##### DATASET EXTRACT #####

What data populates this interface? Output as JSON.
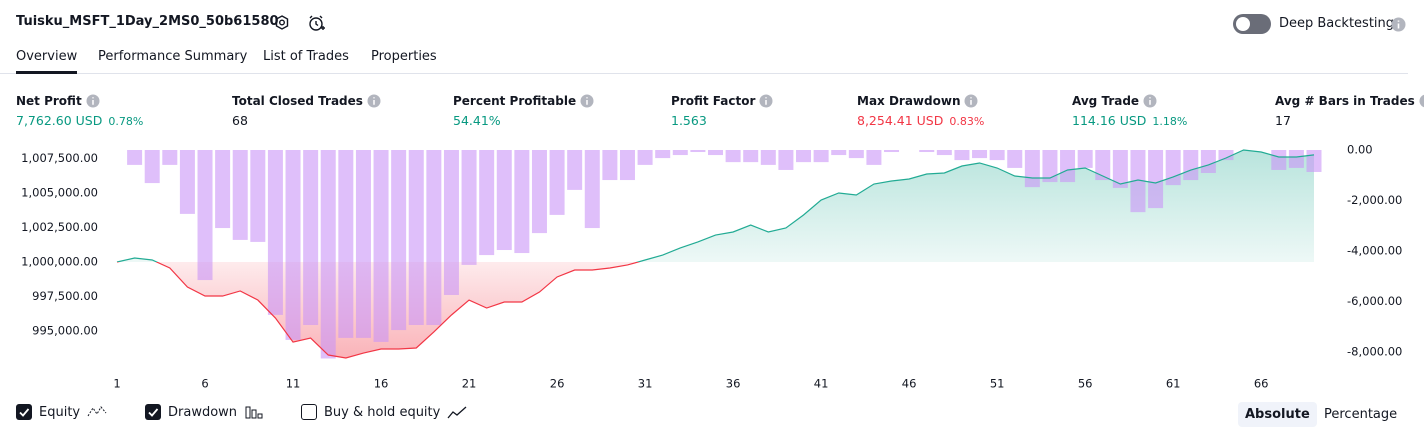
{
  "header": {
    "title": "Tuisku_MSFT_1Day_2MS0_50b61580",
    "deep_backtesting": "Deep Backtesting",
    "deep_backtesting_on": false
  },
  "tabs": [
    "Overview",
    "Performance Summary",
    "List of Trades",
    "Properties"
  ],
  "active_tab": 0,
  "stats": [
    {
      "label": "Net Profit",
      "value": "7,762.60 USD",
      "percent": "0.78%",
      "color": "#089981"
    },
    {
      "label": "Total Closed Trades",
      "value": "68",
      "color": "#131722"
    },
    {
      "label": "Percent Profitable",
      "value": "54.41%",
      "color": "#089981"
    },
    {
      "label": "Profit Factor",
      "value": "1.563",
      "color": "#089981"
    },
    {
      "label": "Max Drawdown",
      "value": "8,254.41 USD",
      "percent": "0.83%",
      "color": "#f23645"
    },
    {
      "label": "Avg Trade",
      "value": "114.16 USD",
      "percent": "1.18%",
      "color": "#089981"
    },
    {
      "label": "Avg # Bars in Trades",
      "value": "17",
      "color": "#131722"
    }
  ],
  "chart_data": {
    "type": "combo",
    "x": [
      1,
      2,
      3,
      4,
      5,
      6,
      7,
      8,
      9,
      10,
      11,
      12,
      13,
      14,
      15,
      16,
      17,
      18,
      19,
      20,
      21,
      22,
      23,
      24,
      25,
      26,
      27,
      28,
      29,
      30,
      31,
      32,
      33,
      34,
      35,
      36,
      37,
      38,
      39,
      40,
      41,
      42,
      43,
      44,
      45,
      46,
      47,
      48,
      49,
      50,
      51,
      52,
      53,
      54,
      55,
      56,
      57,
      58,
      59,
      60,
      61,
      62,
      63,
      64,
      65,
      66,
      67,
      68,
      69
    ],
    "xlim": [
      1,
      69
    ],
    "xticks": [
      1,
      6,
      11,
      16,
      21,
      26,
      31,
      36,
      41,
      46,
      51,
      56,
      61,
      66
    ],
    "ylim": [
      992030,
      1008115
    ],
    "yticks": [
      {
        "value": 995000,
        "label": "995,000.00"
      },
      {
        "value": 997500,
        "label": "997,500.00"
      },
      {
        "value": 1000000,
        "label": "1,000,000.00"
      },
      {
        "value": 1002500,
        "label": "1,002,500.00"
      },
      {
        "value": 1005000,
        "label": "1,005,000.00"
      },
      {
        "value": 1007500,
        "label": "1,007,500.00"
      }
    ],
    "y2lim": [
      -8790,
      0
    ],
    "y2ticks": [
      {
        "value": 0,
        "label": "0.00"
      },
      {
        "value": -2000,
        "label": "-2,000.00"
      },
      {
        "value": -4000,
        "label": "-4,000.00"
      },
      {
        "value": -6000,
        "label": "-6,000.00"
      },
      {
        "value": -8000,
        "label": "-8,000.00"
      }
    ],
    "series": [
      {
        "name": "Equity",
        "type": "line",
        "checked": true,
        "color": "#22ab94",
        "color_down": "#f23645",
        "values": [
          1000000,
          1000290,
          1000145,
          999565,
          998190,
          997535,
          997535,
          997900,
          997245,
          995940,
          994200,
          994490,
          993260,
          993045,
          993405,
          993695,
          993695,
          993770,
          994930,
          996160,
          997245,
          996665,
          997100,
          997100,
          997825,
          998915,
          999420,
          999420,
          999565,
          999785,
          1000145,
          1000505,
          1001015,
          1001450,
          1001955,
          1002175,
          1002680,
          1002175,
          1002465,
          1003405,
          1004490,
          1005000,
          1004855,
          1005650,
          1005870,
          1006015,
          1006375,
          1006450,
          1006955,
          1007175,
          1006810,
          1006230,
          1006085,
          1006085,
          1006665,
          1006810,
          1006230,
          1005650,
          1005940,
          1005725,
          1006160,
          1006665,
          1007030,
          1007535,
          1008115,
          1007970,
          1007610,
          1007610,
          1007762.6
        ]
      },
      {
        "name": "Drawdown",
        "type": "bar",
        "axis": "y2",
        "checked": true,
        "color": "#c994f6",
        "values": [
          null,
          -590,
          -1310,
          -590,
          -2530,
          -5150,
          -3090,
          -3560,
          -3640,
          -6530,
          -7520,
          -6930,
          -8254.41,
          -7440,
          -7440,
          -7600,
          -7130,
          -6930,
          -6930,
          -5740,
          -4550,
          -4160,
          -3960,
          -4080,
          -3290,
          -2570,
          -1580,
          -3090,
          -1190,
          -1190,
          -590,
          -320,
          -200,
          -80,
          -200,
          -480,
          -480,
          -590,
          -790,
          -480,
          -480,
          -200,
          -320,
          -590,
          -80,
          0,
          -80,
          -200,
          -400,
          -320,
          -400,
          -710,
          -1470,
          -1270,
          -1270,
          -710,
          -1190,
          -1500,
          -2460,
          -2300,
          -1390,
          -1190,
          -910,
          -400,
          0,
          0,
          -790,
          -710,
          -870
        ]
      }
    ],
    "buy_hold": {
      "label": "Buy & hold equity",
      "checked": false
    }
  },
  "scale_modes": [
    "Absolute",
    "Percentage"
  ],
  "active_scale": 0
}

#####
##### DATASET EXTRACT #####

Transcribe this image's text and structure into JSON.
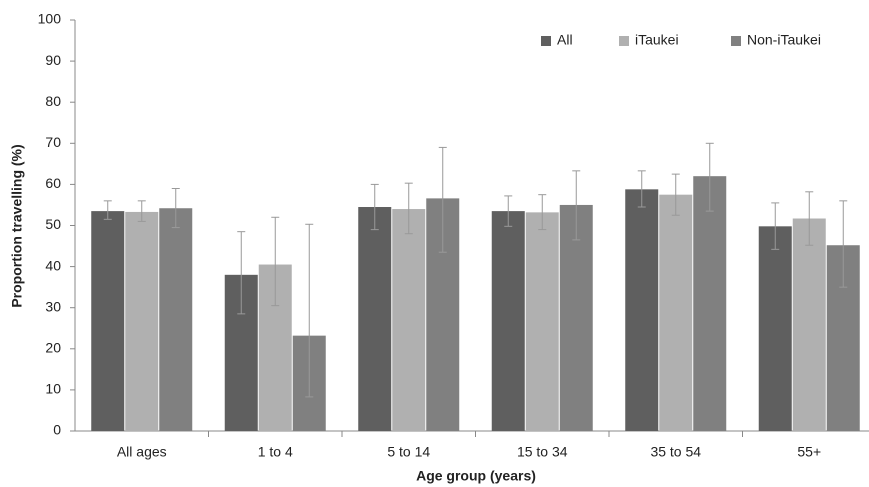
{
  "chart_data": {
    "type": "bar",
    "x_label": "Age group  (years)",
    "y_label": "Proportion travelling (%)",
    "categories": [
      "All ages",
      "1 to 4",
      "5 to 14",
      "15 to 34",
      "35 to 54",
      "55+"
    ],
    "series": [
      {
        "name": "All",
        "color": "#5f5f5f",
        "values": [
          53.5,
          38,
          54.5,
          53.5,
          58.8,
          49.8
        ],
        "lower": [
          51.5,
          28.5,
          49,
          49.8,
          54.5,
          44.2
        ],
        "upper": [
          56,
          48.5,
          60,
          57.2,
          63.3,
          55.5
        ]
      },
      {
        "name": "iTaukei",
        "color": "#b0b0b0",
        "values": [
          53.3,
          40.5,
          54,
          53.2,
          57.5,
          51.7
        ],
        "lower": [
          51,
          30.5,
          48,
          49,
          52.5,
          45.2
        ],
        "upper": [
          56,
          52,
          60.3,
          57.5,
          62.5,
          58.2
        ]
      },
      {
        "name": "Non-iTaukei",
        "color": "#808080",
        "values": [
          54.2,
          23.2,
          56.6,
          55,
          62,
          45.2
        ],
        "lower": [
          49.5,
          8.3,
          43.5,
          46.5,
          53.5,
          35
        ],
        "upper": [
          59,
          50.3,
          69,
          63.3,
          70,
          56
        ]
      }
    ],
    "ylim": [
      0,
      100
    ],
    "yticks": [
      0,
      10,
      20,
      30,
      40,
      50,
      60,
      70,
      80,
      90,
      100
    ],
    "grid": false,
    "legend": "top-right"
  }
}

#####

WHAT THE EXERCISE ASKS:
Go through the entries above and pull out each line with "type" in it.

TASK RESPONSE:
    "type": "combo",
        "type": "line",
        "type": "bar",
    "type": "bar",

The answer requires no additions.